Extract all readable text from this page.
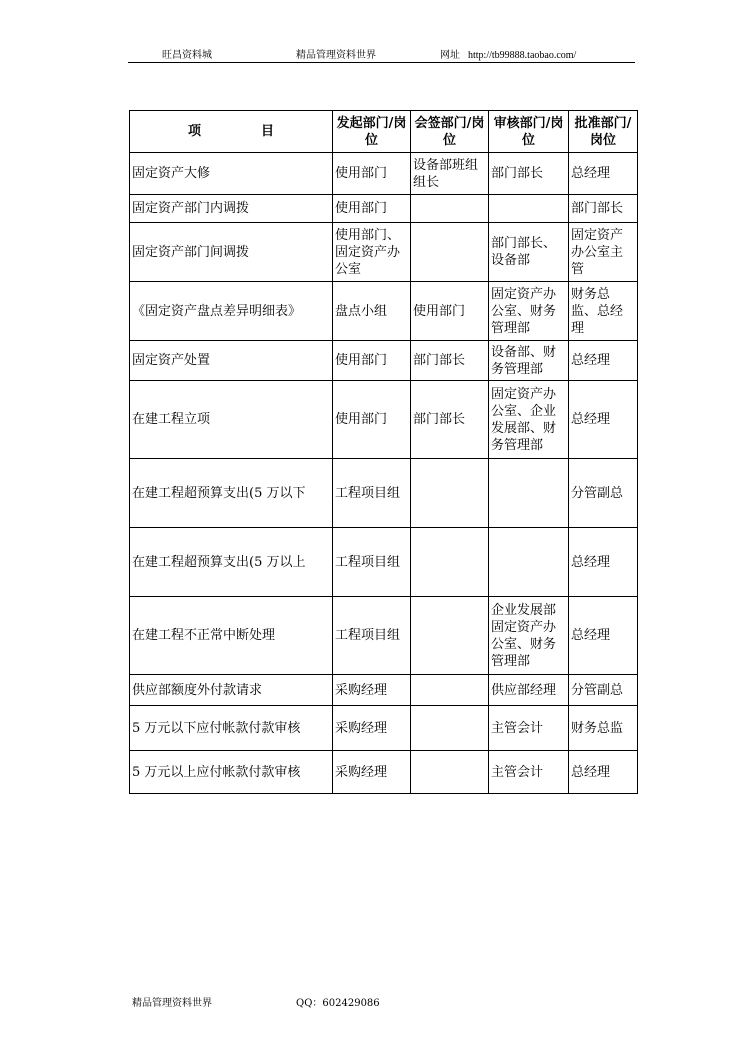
旺昌资料城	精品管理资料世界	网址 http://tb99888.taobao.com/
项 目	发起部门/岗位	会签部门/岗位	审核部门/岗位	批准部门/岗位
固定资产大修	使用部门	设备部班组组长	部门部长	总经理
固定资产部门内调拨	使用部门			部门部长
固定资产部门间调拨	使用部门、固定资产办公室		部门部长、设备部	固定资产办公室主管
《固定资产盘点差异明细表》	盘点小组	使用部门	固定资产办公室、财务管理部	财务总监、总经理
固定资产处置	使用部门	部门部长	设备部、财务管理部	总经理
在建工程立项	使用部门	部门部长	固定资产办公室、企业发展部、财务管理部	总经理
在建工程超预算支出(5 万以下	工程项目组			分管副总
在建工程超预算支出(5 万以上	工程项目组			总经理
在建工程不正常中断处理	工程项目组		企业发展部固定资产办公室、财务管理部	总经理
供应部额度外付款请求	采购经理		供应部经理	分管副总
5 万元以下应付帐款付款审核	采购经理		主管会计	财务总监
5 万元以上应付帐款付款审核	采购经理		主管会计	总经理
精品管理资料世界	QQ：602429086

- AIM
Return the material word for word. Pictures are not part of the copy.

- RESPONSE FOR THIS EXERCISE
Extract all readable text from this page.
旺昌资料城	精品管理资料世界	网址 http://tb99888.taobao.com/
项 目	发起部门/岗位	会签部门/岗位	审核部门/岗位	批准部门/岗位
固定资产大修	使用部门	设备部班组组长	部门部长	总经理
固定资产部门内调拨	使用部门			部门部长
固定资产部门间调拨	使用部门、固定资产办公室		部门部长、设备部	固定资产办公室主管
《固定资产盘点差异明细表》	盘点小组	使用部门	固定资产办公室、财务管理部	财务总监、总经理
固定资产处置	使用部门	部门部长	设备部、财务管理部	总经理
在建工程立项	使用部门	部门部长	固定资产办公室、企业发展部、财务管理部	总经理
在建工程超预算支出(5 万以下	工程项目组			分管副总
在建工程超预算支出(5 万以上	工程项目组			总经理
在建工程不正常中断处理	工程项目组		企业发展部固定资产办公室、财务管理部	总经理
供应部额度外付款请求	采购经理		供应部经理	分管副总
5 万元以下应付帐款付款审核	采购经理		主管会计	财务总监
5 万元以上应付帐款付款审核	采购经理		主管会计	总经理
精品管理资料世界	QQ：602429086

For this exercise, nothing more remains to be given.